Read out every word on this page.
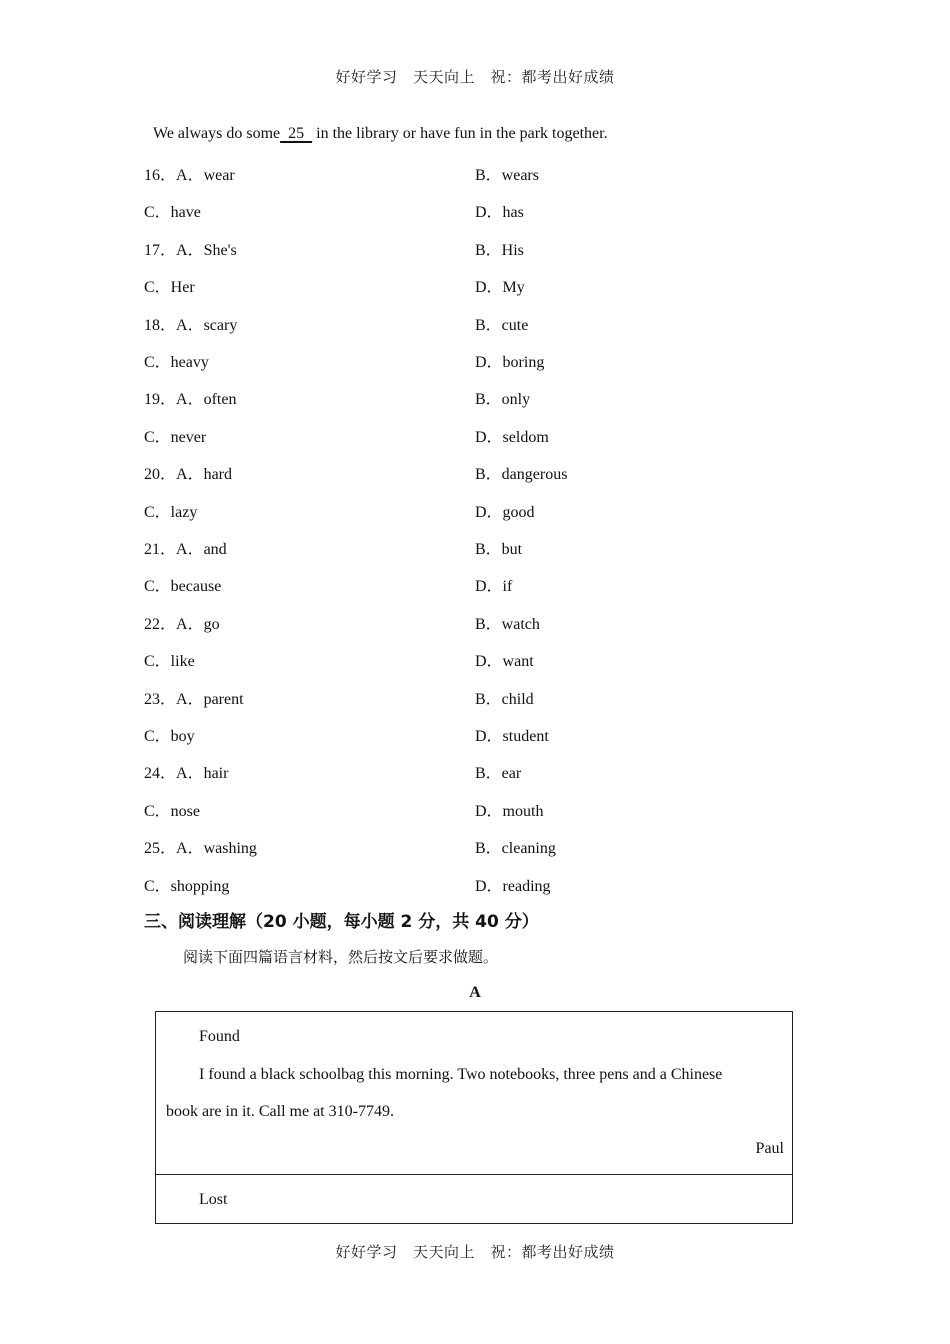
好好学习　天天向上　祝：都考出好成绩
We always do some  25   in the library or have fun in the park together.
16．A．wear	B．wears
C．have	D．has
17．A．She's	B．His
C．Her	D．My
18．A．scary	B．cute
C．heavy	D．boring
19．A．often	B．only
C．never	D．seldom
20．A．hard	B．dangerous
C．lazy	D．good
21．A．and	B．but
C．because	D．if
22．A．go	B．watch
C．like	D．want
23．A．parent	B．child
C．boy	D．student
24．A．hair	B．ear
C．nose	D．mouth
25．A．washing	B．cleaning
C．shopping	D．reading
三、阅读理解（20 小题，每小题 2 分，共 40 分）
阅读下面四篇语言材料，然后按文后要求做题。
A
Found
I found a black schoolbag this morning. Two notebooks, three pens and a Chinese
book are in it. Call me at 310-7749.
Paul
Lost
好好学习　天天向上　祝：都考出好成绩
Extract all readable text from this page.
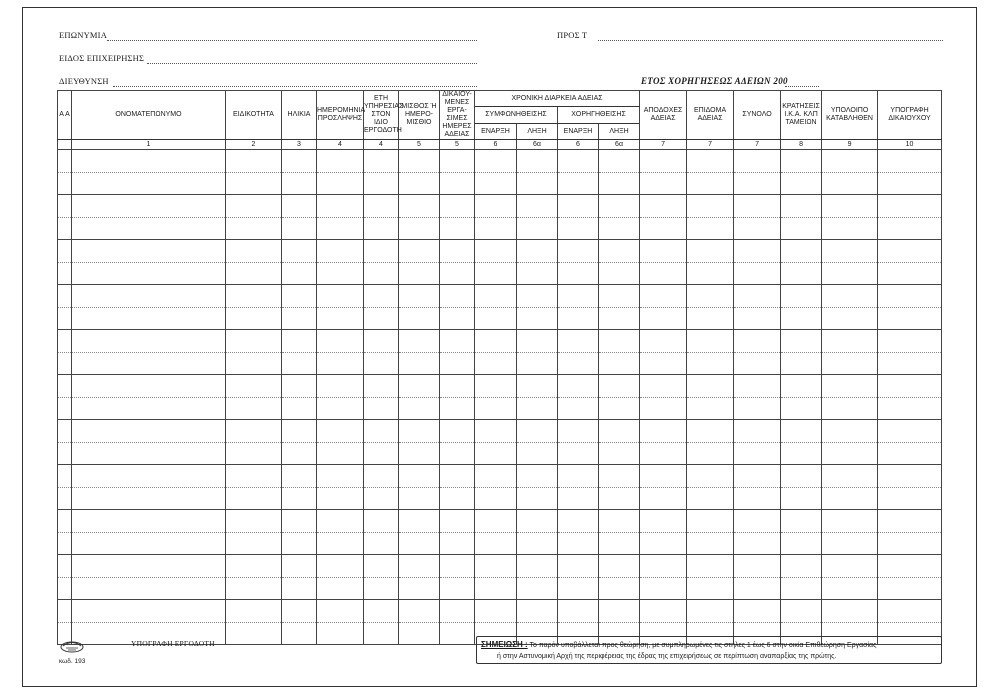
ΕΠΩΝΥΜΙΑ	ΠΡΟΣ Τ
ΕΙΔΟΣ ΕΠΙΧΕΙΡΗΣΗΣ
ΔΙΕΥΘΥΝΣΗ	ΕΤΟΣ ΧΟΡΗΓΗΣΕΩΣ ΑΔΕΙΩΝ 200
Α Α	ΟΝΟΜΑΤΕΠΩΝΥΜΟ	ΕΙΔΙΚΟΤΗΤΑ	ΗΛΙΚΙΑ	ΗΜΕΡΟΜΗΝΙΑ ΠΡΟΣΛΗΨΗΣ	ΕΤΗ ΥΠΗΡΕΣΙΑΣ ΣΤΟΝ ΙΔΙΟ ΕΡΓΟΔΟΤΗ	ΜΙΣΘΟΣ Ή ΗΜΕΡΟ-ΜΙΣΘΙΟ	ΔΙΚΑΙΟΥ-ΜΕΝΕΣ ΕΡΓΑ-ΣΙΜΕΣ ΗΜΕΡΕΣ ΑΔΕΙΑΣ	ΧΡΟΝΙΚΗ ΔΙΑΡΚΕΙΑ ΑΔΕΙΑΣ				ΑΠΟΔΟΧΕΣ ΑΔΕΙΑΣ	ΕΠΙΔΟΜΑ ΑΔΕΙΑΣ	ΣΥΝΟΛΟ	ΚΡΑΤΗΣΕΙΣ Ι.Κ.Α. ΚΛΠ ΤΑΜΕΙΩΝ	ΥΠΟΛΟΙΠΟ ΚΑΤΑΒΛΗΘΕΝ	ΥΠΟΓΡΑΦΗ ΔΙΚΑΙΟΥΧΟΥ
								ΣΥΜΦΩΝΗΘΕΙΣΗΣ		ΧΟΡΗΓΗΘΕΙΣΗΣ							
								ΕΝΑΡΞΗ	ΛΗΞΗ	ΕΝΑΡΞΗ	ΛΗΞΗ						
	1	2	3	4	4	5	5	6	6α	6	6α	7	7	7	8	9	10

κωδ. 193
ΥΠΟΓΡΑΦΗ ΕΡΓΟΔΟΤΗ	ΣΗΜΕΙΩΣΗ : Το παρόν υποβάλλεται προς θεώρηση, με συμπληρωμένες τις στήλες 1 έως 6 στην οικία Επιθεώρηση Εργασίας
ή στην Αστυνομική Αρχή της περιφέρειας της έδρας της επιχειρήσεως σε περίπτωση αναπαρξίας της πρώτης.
+++++
● **Requirement**: Select and copy every line from the records that includes the word "page".

● **Solved problem**:
Read out every word on this page.
Extract all readable text from this page.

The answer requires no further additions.